* _Set exercise_
Exclude any images and output the remaining records exactly.

╭─ Dataset records

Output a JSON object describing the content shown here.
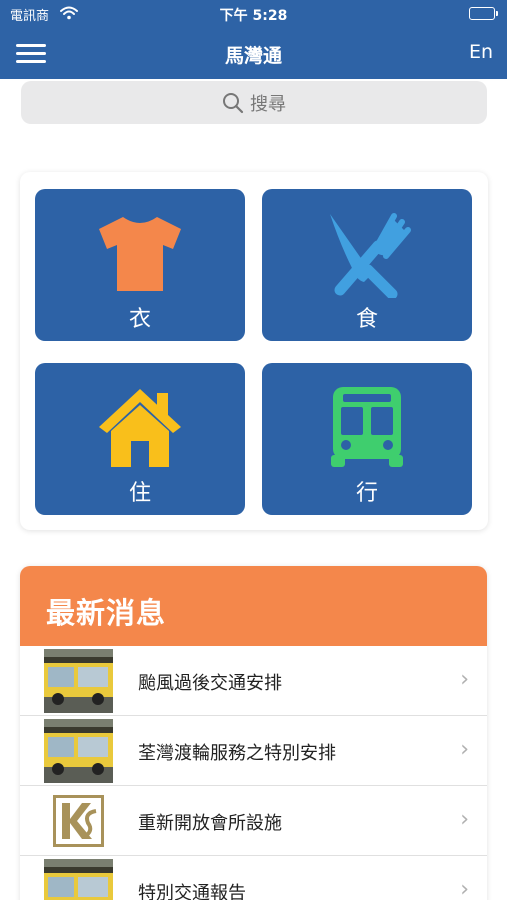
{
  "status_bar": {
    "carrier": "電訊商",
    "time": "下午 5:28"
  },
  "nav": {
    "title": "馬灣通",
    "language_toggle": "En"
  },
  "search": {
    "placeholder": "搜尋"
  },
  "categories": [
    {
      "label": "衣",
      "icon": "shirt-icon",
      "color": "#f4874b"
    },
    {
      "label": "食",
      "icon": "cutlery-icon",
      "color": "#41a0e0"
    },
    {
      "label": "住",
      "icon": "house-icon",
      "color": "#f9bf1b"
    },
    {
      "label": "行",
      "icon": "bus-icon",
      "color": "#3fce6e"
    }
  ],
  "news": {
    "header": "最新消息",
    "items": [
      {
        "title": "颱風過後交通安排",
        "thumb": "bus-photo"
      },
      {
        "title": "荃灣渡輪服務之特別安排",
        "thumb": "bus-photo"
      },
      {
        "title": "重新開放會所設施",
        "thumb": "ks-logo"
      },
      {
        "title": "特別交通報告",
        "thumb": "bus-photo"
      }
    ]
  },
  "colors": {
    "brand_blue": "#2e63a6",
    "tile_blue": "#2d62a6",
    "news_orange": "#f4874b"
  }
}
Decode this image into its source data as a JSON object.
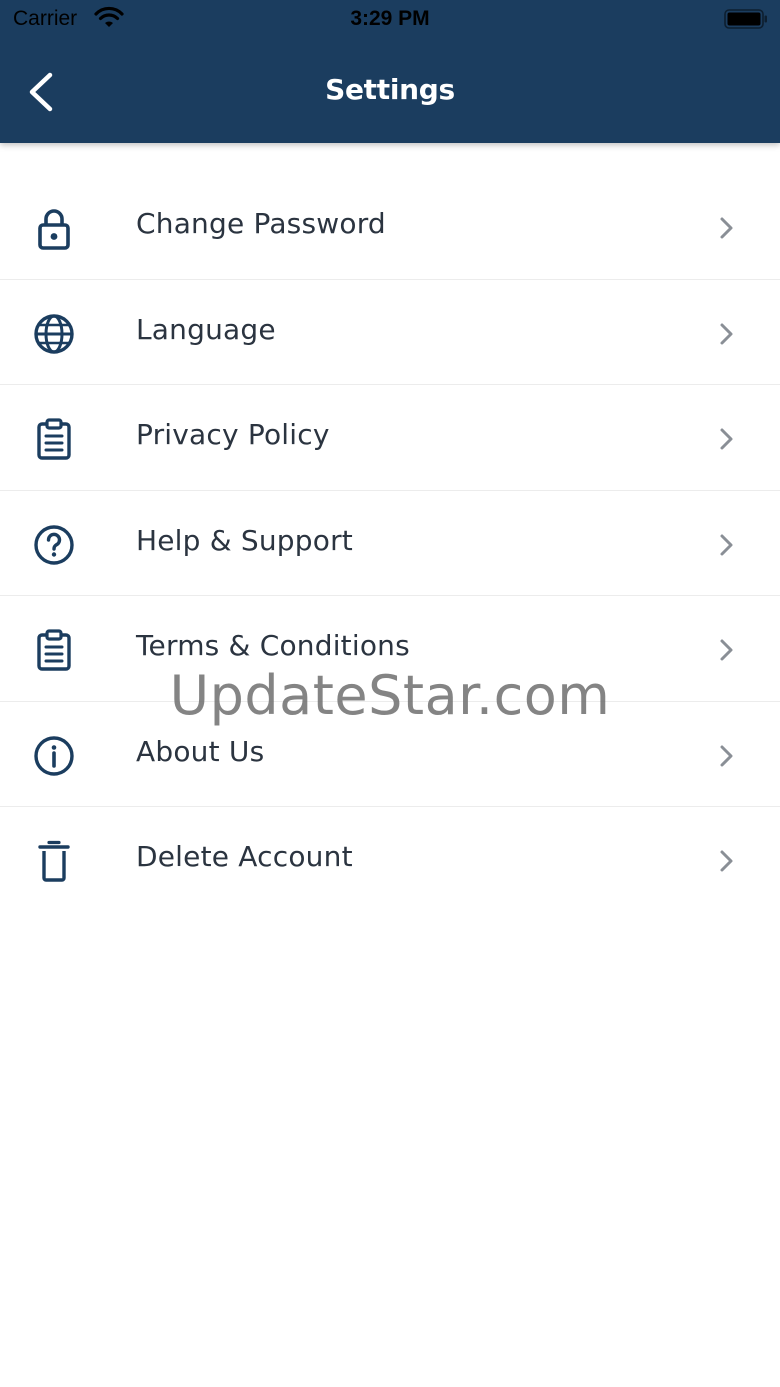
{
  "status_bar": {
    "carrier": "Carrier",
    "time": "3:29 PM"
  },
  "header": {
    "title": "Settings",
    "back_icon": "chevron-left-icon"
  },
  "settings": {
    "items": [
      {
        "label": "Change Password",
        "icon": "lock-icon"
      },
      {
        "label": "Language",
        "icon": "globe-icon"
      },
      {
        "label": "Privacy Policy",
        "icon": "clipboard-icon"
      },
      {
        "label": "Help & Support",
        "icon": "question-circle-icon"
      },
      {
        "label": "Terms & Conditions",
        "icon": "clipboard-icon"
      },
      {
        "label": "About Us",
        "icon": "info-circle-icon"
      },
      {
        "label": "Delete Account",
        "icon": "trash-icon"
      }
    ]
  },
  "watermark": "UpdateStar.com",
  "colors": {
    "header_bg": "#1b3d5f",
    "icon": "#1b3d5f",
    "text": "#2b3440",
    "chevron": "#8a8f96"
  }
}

╰─

* _Response to the exercise_
Output a JSON object describing the content shown here.
{
  "status_bar": {
    "carrier": "電訊商",
    "time": "下午 5:28"
  },
  "nav": {
    "title": "馬灣通",
    "language_toggle": "En"
  },
  "search": {
    "placeholder": "搜尋"
  },
  "categories": [
    {
      "label": "衣",
      "icon": "shirt-icon",
      "color": "#f4874b"
    },
    {
      "label": "食",
      "icon": "cutlery-icon",
      "color": "#41a0e0"
    },
    {
      "label": "住",
      "icon": "house-icon",
      "color": "#f9bf1b"
    },
    {
      "label": "行",
      "icon": "bus-icon",
      "color": "#3fce6e"
    }
  ],
  "news": {
    "header": "最新消息",
    "items": [
      {
        "title": "颱風過後交通安排",
        "thumb": "bus-photo"
      },
      {
        "title": "荃灣渡輪服務之特別安排",
        "thumb": "bus-photo"
      },
      {
        "title": "重新開放會所設施",
        "thumb": "ks-logo"
      },
      {
        "title": "特別交通報告",
        "thumb": "bus-photo"
      }
    ]
  },
  "colors": {
    "brand_blue": "#2e63a6",
    "tile_blue": "#2d62a6",
    "news_orange": "#f4874b"
  }
}
Decode this image into its source data as a JSON object.
{
  "status_bar": {
    "carrier": "Carrier",
    "time": "3:29 PM"
  },
  "header": {
    "title": "Settings",
    "back_icon": "chevron-left-icon"
  },
  "settings": {
    "items": [
      {
        "label": "Change Password",
        "icon": "lock-icon"
      },
      {
        "label": "Language",
        "icon": "globe-icon"
      },
      {
        "label": "Privacy Policy",
        "icon": "clipboard-icon"
      },
      {
        "label": "Help & Support",
        "icon": "question-circle-icon"
      },
      {
        "label": "Terms & Conditions",
        "icon": "clipboard-icon"
      },
      {
        "label": "About Us",
        "icon": "info-circle-icon"
      },
      {
        "label": "Delete Account",
        "icon": "trash-icon"
      }
    ]
  },
  "watermark": "UpdateStar.com",
  "colors": {
    "header_bg": "#1b3d5f",
    "icon": "#1b3d5f",
    "text": "#2b3440",
    "chevron": "#8a8f96"
  }
}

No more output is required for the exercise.